● **Short problem**
Give the records back in full, exactly as they read.

Records from a data source:
========================

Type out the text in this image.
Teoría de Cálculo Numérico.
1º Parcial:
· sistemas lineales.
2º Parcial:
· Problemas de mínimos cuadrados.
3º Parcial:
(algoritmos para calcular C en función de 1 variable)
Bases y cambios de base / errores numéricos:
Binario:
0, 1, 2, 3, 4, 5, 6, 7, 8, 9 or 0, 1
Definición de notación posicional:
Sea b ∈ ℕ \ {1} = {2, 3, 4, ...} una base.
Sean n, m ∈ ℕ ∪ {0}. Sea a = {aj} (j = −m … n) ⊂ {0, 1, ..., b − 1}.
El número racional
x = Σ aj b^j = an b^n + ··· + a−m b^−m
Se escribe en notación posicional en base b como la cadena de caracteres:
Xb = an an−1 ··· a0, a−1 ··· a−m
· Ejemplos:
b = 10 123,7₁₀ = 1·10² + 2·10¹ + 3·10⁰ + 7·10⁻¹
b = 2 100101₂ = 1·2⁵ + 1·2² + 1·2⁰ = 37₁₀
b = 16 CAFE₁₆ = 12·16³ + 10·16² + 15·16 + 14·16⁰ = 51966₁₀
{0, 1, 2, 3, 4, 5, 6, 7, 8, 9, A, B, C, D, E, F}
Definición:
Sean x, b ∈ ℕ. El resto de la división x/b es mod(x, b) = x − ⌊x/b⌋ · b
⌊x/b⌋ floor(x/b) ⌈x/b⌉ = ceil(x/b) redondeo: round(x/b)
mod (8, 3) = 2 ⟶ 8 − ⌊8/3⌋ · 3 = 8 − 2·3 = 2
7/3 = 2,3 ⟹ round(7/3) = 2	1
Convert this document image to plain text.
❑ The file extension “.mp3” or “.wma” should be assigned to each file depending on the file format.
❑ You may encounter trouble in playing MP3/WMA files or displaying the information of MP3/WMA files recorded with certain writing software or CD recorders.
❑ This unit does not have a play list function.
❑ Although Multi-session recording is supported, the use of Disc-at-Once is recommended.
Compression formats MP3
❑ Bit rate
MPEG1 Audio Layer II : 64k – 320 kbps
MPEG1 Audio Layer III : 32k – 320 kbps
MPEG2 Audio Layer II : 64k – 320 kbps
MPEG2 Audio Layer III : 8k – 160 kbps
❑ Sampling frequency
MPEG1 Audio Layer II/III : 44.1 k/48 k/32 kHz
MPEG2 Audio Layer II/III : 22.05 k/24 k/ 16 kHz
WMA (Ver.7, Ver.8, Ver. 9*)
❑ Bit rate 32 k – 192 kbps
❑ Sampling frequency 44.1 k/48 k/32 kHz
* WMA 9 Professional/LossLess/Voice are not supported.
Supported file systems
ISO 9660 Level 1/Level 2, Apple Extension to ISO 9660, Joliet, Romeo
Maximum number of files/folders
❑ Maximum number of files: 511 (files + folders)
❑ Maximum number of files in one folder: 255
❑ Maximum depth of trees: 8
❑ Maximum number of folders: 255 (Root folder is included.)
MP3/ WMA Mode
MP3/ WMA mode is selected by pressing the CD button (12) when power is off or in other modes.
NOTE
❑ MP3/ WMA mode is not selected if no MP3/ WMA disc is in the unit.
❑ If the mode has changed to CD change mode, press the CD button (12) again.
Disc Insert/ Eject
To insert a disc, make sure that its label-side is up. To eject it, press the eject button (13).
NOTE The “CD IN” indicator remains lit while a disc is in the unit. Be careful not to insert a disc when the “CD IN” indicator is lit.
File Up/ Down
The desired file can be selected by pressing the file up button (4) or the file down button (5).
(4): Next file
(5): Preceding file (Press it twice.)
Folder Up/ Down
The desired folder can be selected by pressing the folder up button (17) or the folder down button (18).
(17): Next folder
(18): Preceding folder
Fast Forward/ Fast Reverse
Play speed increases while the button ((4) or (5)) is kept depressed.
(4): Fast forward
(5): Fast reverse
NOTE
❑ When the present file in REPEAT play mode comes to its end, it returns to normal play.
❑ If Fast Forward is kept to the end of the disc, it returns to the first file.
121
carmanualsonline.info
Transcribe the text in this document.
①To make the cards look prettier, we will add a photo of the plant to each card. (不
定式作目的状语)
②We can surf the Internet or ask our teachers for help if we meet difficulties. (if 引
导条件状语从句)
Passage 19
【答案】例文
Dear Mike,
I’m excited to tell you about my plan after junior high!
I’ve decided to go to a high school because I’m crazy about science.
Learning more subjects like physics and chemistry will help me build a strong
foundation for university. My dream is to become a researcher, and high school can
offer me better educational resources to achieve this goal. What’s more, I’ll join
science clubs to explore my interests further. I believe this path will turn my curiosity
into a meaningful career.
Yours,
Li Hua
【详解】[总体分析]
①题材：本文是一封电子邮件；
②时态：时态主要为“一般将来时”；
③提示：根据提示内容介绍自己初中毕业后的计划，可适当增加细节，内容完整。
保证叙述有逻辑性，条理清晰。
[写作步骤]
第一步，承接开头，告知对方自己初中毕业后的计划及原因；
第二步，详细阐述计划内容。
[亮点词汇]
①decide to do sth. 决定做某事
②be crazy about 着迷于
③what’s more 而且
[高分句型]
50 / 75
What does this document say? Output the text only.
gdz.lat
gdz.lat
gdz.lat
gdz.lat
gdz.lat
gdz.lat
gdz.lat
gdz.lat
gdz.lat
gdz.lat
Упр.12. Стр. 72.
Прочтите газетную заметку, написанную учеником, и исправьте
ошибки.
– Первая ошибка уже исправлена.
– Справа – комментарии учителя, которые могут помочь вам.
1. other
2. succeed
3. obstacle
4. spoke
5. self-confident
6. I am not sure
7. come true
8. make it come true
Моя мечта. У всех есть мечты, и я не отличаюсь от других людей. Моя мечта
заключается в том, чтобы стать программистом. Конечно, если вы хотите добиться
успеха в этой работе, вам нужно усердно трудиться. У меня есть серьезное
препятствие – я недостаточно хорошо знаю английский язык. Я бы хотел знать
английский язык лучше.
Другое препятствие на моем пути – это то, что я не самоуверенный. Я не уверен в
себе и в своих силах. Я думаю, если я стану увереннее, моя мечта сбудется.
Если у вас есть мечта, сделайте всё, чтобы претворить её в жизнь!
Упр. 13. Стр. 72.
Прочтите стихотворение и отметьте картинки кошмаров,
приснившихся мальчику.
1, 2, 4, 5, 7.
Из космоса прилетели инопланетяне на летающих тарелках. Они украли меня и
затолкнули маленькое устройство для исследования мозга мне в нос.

========================

● **Answer to this problem**
Type out the text in this image.
Teoría de Cálculo Numérico.
1º Parcial:
· sistemas lineales.
2º Parcial:
· Problemas de mínimos cuadrados.
3º Parcial:
(algoritmos para calcular C en función de 1 variable)
Bases y cambios de base / errores numéricos:
Binario:
0, 1, 2, 3, 4, 5, 6, 7, 8, 9 or 0, 1
Definición de notación posicional:
Sea b ∈ ℕ \ {1} = {2, 3, 4, ...} una base.
Sean n, m ∈ ℕ ∪ {0}. Sea a = {aj} (j = −m … n) ⊂ {0, 1, ..., b − 1}.
El número racional
x = Σ aj b^j = an b^n + ··· + a−m b^−m
Se escribe en notación posicional en base b como la cadena de caracteres:
Xb = an an−1 ··· a0, a−1 ··· a−m
· Ejemplos:
b = 10 123,7₁₀ = 1·10² + 2·10¹ + 3·10⁰ + 7·10⁻¹
b = 2 100101₂ = 1·2⁵ + 1·2² + 1·2⁰ = 37₁₀
b = 16 CAFE₁₆ = 12·16³ + 10·16² + 15·16 + 14·16⁰ = 51966₁₀
{0, 1, 2, 3, 4, 5, 6, 7, 8, 9, A, B, C, D, E, F}
Definición:
Sean x, b ∈ ℕ. El resto de la división x/b es mod(x, b) = x − ⌊x/b⌋ · b
⌊x/b⌋ floor(x/b) ⌈x/b⌉ = ceil(x/b) redondeo: round(x/b)
mod (8, 3) = 2 ⟶ 8 − ⌊8/3⌋ · 3 = 8 − 2·3 = 2
7/3 = 2,3 ⟹ round(7/3) = 2	1
Convert this document image to plain text.
❑ The file extension “.mp3” or “.wma” should be assigned to each file depending on the file format.
❑ You may encounter trouble in playing MP3/WMA files or displaying the information of MP3/WMA files recorded with certain writing software or CD recorders.
❑ This unit does not have a play list function.
❑ Although Multi-session recording is supported, the use of Disc-at-Once is recommended.
Compression formats MP3
❑ Bit rate
MPEG1 Audio Layer II : 64k – 320 kbps
MPEG1 Audio Layer III : 32k – 320 kbps
MPEG2 Audio Layer II : 64k – 320 kbps
MPEG2 Audio Layer III : 8k – 160 kbps
❑ Sampling frequency
MPEG1 Audio Layer II/III : 44.1 k/48 k/32 kHz
MPEG2 Audio Layer II/III : 22.05 k/24 k/ 16 kHz
WMA (Ver.7, Ver.8, Ver. 9*)
❑ Bit rate 32 k – 192 kbps
❑ Sampling frequency 44.1 k/48 k/32 kHz
* WMA 9 Professional/LossLess/Voice are not supported.
Supported file systems
ISO 9660 Level 1/Level 2, Apple Extension to ISO 9660, Joliet, Romeo
Maximum number of files/folders
❑ Maximum number of files: 511 (files + folders)
❑ Maximum number of files in one folder: 255
❑ Maximum depth of trees: 8
❑ Maximum number of folders: 255 (Root folder is included.)
MP3/ WMA Mode
MP3/ WMA mode is selected by pressing the CD button (12) when power is off or in other modes.
NOTE
❑ MP3/ WMA mode is not selected if no MP3/ WMA disc is in the unit.
❑ If the mode has changed to CD change mode, press the CD button (12) again.
Disc Insert/ Eject
To insert a disc, make sure that its label-side is up. To eject it, press the eject button (13).
NOTE The “CD IN” indicator remains lit while a disc is in the unit. Be careful not to insert a disc when the “CD IN” indicator is lit.
File Up/ Down
The desired file can be selected by pressing the file up button (4) or the file down button (5).
(4): Next file
(5): Preceding file (Press it twice.)
Folder Up/ Down
The desired folder can be selected by pressing the folder up button (17) or the folder down button (18).
(17): Next folder
(18): Preceding folder
Fast Forward/ Fast Reverse
Play speed increases while the button ((4) or (5)) is kept depressed.
(4): Fast forward
(5): Fast reverse
NOTE
❑ When the present file in REPEAT play mode comes to its end, it returns to normal play.
❑ If Fast Forward is kept to the end of the disc, it returns to the first file.
121
carmanualsonline.info
Transcribe the text in this document.
①To make the cards look prettier, we will add a photo of the plant to each card. (不
定式作目的状语)
②We can surf the Internet or ask our teachers for help if we meet difficulties. (if 引
导条件状语从句)
Passage 19
【答案】例文
Dear Mike,
I’m excited to tell you about my plan after junior high!
I’ve decided to go to a high school because I’m crazy about science.
Learning more subjects like physics and chemistry will help me build a strong
foundation for university. My dream is to become a researcher, and high school can
offer me better educational resources to achieve this goal. What’s more, I’ll join
science clubs to explore my interests further. I believe this path will turn my curiosity
into a meaningful career.
Yours,
Li Hua
【详解】[总体分析]
①题材：本文是一封电子邮件；
②时态：时态主要为“一般将来时”；
③提示：根据提示内容介绍自己初中毕业后的计划，可适当增加细节，内容完整。
保证叙述有逻辑性，条理清晰。
[写作步骤]
第一步，承接开头，告知对方自己初中毕业后的计划及原因；
第二步，详细阐述计划内容。
[亮点词汇]
①decide to do sth. 决定做某事
②be crazy about 着迷于
③what’s more 而且
[高分句型]
50 / 75
What does this document say? Output the text only.
gdz.lat
gdz.lat
gdz.lat
gdz.lat
gdz.lat
gdz.lat
gdz.lat
gdz.lat
gdz.lat
gdz.lat
Упр.12. Стр. 72.
Прочтите газетную заметку, написанную учеником, и исправьте
ошибки.
– Первая ошибка уже исправлена.
– Справа – комментарии учителя, которые могут помочь вам.
1. other
2. succeed
3. obstacle
4. spoke
5. self-confident
6. I am not sure
7. come true
8. make it come true
Моя мечта. У всех есть мечты, и я не отличаюсь от других людей. Моя мечта
заключается в том, чтобы стать программистом. Конечно, если вы хотите добиться
успеха в этой работе, вам нужно усердно трудиться. У меня есть серьезное
препятствие – я недостаточно хорошо знаю английский язык. Я бы хотел знать
английский язык лучше.
Другое препятствие на моем пути – это то, что я не самоуверенный. Я не уверен в
себе и в своих силах. Я думаю, если я стану увереннее, моя мечта сбудется.
Если у вас есть мечта, сделайте всё, чтобы претворить её в жизнь!
Упр. 13. Стр. 72.
Прочтите стихотворение и отметьте картинки кошмаров,
приснившихся мальчику.
1, 2, 4, 5, 7.
Из космоса прилетели инопланетяне на летающих тарелках. Они украли меня и
затолкнули маленькое устройство для исследования мозга мне в нос.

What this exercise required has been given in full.